Written exercise » Please copy every line of the records below that holds the word "start".

Records contained in a dataset:
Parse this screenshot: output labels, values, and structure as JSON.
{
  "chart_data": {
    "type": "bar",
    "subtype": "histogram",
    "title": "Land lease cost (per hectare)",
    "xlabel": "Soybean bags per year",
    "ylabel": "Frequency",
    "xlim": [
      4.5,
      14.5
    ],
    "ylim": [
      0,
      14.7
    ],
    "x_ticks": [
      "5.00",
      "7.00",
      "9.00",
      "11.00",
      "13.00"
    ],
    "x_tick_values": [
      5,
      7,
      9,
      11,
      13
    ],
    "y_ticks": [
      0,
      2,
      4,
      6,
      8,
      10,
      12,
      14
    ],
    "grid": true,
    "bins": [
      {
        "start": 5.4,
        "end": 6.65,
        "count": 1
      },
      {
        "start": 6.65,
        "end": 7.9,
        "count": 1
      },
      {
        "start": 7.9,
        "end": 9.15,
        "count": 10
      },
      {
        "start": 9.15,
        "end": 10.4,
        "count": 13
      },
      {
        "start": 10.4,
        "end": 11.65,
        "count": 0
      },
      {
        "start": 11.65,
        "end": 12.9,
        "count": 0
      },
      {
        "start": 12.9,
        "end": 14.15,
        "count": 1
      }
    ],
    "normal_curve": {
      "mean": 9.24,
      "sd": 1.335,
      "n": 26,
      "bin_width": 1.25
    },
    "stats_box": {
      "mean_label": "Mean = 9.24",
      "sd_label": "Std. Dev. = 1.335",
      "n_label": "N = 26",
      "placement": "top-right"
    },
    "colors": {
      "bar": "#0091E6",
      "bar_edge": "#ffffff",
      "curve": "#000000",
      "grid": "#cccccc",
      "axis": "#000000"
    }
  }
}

Exercise result »
        "start": 5.4,
        "start": 6.65,
        "start": 7.9,
        "start": 9.15,
        "start": 10.4,
        "start": 11.65,
        "start": 12.9,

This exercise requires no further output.